***** Document text *****
BBC Africa

Entry type: Portfolio

Country/area: Kenya

Publishing organisation: British Broadcasting Corporation

Organisation size: Big

Cover letter:

BBC Africa Visual Journalism which is part of the BBC World Service was set up in November 2017 with the remit to tell stories through high visual content and explore new innovative use of technologies with an emphasis on social, mobile and youth audiences. One of the ambitions of the team is taking complex topics, enhancing and explaining them in a simplified format that engages audiences and attracts new and underrepresented audiences to BBC platforms (web and social media).

Our uniqueness is our dedication and commitment to expanding our visual storytelling of the African continent to a global audience.

With staff employed in Lagos, Nigeria and Nairobi Kenya, the team is made up of senior journalists, Interactive and data journalists, software engineers and web developers, UX designers and social media visual artists.
***** Listed entries *****
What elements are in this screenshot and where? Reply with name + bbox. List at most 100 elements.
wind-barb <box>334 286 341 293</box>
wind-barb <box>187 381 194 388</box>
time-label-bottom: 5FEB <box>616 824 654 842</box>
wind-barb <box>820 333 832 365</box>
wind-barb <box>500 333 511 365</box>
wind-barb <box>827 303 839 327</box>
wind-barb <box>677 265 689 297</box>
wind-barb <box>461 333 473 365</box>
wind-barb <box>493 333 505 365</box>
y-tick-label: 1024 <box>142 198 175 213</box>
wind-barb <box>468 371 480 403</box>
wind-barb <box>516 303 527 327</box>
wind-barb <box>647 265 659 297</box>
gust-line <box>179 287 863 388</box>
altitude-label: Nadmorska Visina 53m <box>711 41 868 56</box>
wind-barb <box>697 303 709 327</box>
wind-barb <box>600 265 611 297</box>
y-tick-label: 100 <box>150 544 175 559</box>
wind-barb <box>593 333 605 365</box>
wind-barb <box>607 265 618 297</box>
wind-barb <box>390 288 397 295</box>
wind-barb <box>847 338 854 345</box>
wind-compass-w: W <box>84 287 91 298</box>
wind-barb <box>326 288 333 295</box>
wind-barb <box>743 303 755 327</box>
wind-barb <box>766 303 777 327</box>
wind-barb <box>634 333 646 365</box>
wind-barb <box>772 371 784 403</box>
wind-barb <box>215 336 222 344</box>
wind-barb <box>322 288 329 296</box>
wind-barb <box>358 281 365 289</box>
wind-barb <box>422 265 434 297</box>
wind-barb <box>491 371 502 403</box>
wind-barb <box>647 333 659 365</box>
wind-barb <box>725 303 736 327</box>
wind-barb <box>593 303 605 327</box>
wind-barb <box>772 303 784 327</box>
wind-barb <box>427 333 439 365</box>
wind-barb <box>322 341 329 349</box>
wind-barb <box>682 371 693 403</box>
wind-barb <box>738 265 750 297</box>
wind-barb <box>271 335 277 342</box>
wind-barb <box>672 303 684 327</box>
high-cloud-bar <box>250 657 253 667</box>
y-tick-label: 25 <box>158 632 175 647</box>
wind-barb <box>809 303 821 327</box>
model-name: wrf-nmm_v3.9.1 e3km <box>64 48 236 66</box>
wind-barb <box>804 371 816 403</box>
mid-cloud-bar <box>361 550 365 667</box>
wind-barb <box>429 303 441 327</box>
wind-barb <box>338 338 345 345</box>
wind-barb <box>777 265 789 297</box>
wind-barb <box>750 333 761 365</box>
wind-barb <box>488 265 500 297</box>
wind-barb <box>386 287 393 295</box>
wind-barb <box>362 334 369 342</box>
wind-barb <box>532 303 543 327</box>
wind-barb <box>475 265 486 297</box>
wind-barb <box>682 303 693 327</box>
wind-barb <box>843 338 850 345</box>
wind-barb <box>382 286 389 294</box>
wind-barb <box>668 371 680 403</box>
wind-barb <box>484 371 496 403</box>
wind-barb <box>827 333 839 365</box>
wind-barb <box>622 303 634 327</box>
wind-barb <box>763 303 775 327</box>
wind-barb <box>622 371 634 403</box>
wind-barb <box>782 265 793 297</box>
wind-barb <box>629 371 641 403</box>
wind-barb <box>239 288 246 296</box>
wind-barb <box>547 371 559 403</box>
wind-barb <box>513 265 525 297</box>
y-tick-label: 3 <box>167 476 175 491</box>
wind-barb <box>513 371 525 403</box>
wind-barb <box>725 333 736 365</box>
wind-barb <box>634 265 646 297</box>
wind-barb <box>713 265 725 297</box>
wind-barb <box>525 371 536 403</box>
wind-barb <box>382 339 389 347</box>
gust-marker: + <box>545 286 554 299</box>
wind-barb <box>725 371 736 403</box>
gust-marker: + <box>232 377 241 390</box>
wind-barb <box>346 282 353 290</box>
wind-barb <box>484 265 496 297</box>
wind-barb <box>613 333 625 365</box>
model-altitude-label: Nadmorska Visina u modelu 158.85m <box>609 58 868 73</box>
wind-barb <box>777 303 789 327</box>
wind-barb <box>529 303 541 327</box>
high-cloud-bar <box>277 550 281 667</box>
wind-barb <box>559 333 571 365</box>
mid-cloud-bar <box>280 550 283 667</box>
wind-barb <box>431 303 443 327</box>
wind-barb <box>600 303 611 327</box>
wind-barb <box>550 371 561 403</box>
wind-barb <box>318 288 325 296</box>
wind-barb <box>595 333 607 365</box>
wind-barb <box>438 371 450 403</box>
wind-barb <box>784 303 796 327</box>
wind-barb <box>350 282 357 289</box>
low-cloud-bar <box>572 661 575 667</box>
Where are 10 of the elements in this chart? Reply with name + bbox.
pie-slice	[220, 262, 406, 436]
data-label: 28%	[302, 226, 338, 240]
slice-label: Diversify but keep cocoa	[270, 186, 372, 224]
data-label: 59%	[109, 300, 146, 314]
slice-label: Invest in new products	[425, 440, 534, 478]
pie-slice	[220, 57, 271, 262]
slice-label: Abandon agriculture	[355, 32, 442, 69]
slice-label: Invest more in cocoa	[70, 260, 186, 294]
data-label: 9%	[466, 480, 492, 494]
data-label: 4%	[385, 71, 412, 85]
*****
Task goal »
Give a two-sentence summary of the BBC Africa portfolio entry above.

Answer space »
BBC Africa Visual Journalism, part of the BBC World Service, was set up in November 2017 to tell stories through highly visual content and new uses of technology, with an emphasis on social, mobile and youth audiences, and it aims to simplify complex topics so that they draw new and underrepresented audiences to BBC platforms. With staff in Lagos and Nairobi, the team includes senior journalists, interactive and data journalists, software engineers, web developers, UX designers and social media visual artists.